* _Goal of the exercise_
Lines holding the string "Waves" are the ones to copy; find them all in the data.

* _Exercise inputs_
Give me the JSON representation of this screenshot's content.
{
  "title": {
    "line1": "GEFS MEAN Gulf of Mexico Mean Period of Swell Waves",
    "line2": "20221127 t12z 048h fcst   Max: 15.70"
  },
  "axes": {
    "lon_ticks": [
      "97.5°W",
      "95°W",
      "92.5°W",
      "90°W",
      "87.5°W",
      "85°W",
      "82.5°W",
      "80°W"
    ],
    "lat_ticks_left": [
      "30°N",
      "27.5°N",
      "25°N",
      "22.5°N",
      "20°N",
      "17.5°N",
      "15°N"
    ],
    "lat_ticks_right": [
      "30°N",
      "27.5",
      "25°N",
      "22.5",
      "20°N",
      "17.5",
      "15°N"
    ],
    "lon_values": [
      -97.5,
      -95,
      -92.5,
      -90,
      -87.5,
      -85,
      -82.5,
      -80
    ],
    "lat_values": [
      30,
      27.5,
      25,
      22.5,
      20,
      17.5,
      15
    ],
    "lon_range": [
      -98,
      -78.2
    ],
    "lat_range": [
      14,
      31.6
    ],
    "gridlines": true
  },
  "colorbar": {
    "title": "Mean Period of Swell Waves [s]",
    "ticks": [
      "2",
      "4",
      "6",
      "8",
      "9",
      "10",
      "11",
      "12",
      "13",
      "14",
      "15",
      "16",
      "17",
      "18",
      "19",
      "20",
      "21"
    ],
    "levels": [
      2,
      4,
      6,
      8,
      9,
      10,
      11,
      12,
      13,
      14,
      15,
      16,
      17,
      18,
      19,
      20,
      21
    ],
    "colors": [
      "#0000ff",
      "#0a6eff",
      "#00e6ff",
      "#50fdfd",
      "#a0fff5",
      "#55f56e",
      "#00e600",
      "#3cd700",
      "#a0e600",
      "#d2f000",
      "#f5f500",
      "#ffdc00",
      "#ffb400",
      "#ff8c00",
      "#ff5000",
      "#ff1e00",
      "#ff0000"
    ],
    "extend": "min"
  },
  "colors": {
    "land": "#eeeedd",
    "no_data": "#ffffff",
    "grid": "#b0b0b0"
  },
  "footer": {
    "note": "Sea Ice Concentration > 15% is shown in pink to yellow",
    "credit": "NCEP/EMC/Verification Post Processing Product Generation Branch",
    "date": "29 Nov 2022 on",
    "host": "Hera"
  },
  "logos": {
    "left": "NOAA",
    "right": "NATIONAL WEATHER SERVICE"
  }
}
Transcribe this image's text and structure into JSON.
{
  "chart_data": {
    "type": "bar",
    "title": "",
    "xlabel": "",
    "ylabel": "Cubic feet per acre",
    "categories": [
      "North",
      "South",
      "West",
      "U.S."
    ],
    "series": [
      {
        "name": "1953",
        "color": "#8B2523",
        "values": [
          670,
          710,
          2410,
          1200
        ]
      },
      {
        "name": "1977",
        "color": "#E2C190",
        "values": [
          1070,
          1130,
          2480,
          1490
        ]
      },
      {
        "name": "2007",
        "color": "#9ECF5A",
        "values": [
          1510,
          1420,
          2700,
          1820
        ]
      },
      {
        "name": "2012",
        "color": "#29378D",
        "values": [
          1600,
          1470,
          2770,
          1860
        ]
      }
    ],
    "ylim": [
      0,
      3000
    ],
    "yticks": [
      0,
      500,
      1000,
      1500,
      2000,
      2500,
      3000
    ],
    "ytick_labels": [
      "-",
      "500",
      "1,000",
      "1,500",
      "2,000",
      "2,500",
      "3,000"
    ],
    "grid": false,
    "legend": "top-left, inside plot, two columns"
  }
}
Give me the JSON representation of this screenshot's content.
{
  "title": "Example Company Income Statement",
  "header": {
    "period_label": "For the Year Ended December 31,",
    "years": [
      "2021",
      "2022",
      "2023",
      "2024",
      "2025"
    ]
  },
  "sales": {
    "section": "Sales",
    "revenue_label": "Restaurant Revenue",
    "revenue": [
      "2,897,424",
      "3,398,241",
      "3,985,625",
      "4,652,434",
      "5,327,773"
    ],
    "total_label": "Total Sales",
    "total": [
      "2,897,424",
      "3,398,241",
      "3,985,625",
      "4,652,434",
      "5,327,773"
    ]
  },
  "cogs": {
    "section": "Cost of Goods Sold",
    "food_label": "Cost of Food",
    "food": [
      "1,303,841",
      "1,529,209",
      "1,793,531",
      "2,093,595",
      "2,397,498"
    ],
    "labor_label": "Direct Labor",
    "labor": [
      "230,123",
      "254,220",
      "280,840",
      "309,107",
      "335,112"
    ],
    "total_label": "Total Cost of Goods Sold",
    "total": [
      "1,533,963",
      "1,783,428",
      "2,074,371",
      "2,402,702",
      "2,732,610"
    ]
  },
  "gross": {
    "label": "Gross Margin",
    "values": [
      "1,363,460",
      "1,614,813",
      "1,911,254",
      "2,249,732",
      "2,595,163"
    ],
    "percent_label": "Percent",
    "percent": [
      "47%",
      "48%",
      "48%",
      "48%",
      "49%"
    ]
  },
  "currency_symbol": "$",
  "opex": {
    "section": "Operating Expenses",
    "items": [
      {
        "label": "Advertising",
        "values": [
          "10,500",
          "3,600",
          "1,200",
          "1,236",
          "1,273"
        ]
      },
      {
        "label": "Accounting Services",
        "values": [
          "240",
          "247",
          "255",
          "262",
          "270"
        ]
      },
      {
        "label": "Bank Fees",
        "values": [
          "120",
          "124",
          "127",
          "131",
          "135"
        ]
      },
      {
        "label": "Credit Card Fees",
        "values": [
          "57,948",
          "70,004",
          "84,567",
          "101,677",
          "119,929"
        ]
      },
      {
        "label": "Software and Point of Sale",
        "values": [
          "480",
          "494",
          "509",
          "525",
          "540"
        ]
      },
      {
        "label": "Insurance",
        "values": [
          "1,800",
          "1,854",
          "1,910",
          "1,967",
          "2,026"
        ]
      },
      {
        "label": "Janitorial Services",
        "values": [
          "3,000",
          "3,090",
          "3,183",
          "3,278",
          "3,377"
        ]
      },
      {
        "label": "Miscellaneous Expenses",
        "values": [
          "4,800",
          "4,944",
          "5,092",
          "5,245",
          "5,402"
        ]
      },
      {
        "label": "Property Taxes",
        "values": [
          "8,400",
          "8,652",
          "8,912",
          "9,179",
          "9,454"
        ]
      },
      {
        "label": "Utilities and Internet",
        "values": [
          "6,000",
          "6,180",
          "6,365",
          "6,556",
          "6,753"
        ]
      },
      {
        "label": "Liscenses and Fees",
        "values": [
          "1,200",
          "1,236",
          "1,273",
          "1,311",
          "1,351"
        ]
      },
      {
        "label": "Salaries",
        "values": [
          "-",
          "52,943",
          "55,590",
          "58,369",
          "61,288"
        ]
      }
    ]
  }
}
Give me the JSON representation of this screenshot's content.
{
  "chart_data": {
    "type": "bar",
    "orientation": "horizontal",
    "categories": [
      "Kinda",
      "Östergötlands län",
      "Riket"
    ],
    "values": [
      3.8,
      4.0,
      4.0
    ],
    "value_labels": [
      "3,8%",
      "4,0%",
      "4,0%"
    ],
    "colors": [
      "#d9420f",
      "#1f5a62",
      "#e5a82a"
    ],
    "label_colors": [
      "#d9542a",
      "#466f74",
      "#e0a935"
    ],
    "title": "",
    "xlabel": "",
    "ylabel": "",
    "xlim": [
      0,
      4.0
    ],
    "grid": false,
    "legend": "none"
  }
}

* _Complete output_
    "line1": "GEFS MEAN Gulf of Mexico Mean Period of Swell Waves",
    "title": "Mean Period of Swell Waves [s]",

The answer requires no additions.